Lines of data:

------------------------------------------------------------

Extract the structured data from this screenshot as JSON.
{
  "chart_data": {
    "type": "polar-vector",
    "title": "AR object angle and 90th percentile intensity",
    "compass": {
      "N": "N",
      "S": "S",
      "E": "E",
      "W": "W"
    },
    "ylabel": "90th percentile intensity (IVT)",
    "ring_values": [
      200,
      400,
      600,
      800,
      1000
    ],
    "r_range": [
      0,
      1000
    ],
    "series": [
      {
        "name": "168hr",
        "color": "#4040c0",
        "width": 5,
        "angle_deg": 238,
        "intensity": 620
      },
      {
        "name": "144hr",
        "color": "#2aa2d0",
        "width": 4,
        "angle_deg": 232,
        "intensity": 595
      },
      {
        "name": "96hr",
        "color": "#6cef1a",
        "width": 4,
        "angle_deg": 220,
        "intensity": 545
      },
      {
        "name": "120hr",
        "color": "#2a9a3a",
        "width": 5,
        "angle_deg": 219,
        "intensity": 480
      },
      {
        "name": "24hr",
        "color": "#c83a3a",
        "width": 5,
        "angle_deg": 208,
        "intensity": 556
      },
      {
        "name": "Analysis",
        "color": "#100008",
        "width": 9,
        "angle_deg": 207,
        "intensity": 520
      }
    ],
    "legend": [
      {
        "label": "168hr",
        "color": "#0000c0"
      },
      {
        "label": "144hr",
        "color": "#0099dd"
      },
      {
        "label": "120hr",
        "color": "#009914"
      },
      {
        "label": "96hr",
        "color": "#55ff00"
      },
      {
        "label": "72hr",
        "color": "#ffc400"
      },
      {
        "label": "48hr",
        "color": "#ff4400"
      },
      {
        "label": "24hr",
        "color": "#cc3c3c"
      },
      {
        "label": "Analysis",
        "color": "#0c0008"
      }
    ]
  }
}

------------------------------------------------------------

### Challenge
Search the listing for the word "percentile" and return each line that holds it.

### Solution to this exercise
    "title": "AR object angle and 90th percentile intensity",
    "ylabel": "90th percentile intensity (IVT)",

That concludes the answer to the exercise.